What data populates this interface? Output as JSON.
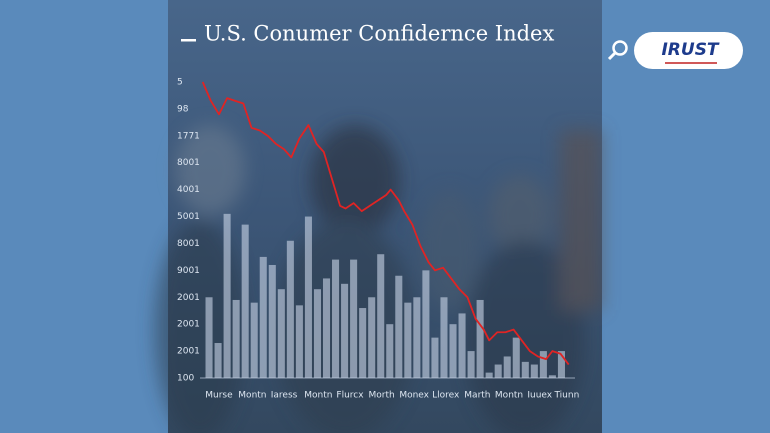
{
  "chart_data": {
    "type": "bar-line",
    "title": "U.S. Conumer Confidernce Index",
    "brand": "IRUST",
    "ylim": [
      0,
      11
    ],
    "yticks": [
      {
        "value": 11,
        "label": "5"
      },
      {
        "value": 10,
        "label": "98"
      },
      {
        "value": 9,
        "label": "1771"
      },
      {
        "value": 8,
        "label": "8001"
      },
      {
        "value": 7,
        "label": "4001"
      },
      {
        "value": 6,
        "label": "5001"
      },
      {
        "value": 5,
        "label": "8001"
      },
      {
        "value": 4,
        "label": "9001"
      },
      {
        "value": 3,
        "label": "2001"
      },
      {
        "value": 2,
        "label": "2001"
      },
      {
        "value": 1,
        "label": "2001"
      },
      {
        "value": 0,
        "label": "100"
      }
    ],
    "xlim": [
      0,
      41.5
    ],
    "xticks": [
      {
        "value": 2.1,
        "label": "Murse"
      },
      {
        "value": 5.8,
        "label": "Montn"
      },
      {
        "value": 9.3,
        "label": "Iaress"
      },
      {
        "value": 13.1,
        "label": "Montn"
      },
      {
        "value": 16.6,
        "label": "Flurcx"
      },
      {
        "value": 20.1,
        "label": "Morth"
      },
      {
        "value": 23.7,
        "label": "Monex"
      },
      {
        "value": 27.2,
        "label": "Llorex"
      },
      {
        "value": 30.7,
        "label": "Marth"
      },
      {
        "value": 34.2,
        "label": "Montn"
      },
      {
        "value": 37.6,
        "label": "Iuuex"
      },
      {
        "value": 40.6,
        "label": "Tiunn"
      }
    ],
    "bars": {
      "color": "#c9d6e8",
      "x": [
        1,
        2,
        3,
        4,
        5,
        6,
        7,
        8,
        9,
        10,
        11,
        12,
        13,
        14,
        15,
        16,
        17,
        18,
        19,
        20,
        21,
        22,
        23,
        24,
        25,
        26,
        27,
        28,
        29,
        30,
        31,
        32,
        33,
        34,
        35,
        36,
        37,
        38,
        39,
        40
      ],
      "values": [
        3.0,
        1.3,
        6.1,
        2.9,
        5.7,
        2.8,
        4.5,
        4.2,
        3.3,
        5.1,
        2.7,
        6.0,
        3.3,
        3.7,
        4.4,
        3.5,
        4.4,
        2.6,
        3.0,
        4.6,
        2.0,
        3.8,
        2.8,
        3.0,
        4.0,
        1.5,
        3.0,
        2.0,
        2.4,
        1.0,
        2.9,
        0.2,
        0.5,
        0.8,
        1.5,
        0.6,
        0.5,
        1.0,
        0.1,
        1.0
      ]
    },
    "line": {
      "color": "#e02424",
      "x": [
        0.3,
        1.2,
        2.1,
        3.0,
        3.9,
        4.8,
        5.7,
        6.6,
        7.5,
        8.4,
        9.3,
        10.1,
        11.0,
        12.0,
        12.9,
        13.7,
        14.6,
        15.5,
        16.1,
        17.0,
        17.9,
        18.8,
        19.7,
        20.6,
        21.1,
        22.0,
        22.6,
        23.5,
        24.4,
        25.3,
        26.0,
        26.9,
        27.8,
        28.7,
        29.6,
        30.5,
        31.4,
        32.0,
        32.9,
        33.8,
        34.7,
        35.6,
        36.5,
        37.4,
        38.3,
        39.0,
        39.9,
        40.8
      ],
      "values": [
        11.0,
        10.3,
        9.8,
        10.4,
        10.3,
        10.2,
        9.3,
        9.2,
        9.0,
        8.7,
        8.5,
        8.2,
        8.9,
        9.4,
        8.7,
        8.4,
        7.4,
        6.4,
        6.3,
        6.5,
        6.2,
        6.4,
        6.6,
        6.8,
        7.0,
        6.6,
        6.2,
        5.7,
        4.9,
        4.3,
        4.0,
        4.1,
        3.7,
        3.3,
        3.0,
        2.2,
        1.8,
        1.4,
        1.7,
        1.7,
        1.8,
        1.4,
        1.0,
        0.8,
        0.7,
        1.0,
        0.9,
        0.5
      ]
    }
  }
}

● ● ● ● ● ● ●

None of the pictures should appear; repeat the records exactly otherwise.

RESULT OF THE TASK
What data populates this interface? Output as JSON.
{
  "chart_data": {
    "type": "bar-line",
    "title": "U.S. Conumer Confidernce Index",
    "brand": "IRUST",
    "ylim": [
      0,
      11
    ],
    "yticks": [
      {
        "value": 11,
        "label": "5"
      },
      {
        "value": 10,
        "label": "98"
      },
      {
        "value": 9,
        "label": "1771"
      },
      {
        "value": 8,
        "label": "8001"
      },
      {
        "value": 7,
        "label": "4001"
      },
      {
        "value": 6,
        "label": "5001"
      },
      {
        "value": 5,
        "label": "8001"
      },
      {
        "value": 4,
        "label": "9001"
      },
      {
        "value": 3,
        "label": "2001"
      },
      {
        "value": 2,
        "label": "2001"
      },
      {
        "value": 1,
        "label": "2001"
      },
      {
        "value": 0,
        "label": "100"
      }
    ],
    "xlim": [
      0,
      41.5
    ],
    "xticks": [
      {
        "value": 2.1,
        "label": "Murse"
      },
      {
        "value": 5.8,
        "label": "Montn"
      },
      {
        "value": 9.3,
        "label": "Iaress"
      },
      {
        "value": 13.1,
        "label": "Montn"
      },
      {
        "value": 16.6,
        "label": "Flurcx"
      },
      {
        "value": 20.1,
        "label": "Morth"
      },
      {
        "value": 23.7,
        "label": "Monex"
      },
      {
        "value": 27.2,
        "label": "Llorex"
      },
      {
        "value": 30.7,
        "label": "Marth"
      },
      {
        "value": 34.2,
        "label": "Montn"
      },
      {
        "value": 37.6,
        "label": "Iuuex"
      },
      {
        "value": 40.6,
        "label": "Tiunn"
      }
    ],
    "bars": {
      "color": "#c9d6e8",
      "x": [
        1,
        2,
        3,
        4,
        5,
        6,
        7,
        8,
        9,
        10,
        11,
        12,
        13,
        14,
        15,
        16,
        17,
        18,
        19,
        20,
        21,
        22,
        23,
        24,
        25,
        26,
        27,
        28,
        29,
        30,
        31,
        32,
        33,
        34,
        35,
        36,
        37,
        38,
        39,
        40
      ],
      "values": [
        3.0,
        1.3,
        6.1,
        2.9,
        5.7,
        2.8,
        4.5,
        4.2,
        3.3,
        5.1,
        2.7,
        6.0,
        3.3,
        3.7,
        4.4,
        3.5,
        4.4,
        2.6,
        3.0,
        4.6,
        2.0,
        3.8,
        2.8,
        3.0,
        4.0,
        1.5,
        3.0,
        2.0,
        2.4,
        1.0,
        2.9,
        0.2,
        0.5,
        0.8,
        1.5,
        0.6,
        0.5,
        1.0,
        0.1,
        1.0
      ]
    },
    "line": {
      "color": "#e02424",
      "x": [
        0.3,
        1.2,
        2.1,
        3.0,
        3.9,
        4.8,
        5.7,
        6.6,
        7.5,
        8.4,
        9.3,
        10.1,
        11.0,
        12.0,
        12.9,
        13.7,
        14.6,
        15.5,
        16.1,
        17.0,
        17.9,
        18.8,
        19.7,
        20.6,
        21.1,
        22.0,
        22.6,
        23.5,
        24.4,
        25.3,
        26.0,
        26.9,
        27.8,
        28.7,
        29.6,
        30.5,
        31.4,
        32.0,
        32.9,
        33.8,
        34.7,
        35.6,
        36.5,
        37.4,
        38.3,
        39.0,
        39.9,
        40.8
      ],
      "values": [
        11.0,
        10.3,
        9.8,
        10.4,
        10.3,
        10.2,
        9.3,
        9.2,
        9.0,
        8.7,
        8.5,
        8.2,
        8.9,
        9.4,
        8.7,
        8.4,
        7.4,
        6.4,
        6.3,
        6.5,
        6.2,
        6.4,
        6.6,
        6.8,
        7.0,
        6.6,
        6.2,
        5.7,
        4.9,
        4.3,
        4.0,
        4.1,
        3.7,
        3.3,
        3.0,
        2.2,
        1.8,
        1.4,
        1.7,
        1.7,
        1.8,
        1.4,
        1.0,
        0.8,
        0.7,
        1.0,
        0.9,
        0.5
      ]
    }
  }
}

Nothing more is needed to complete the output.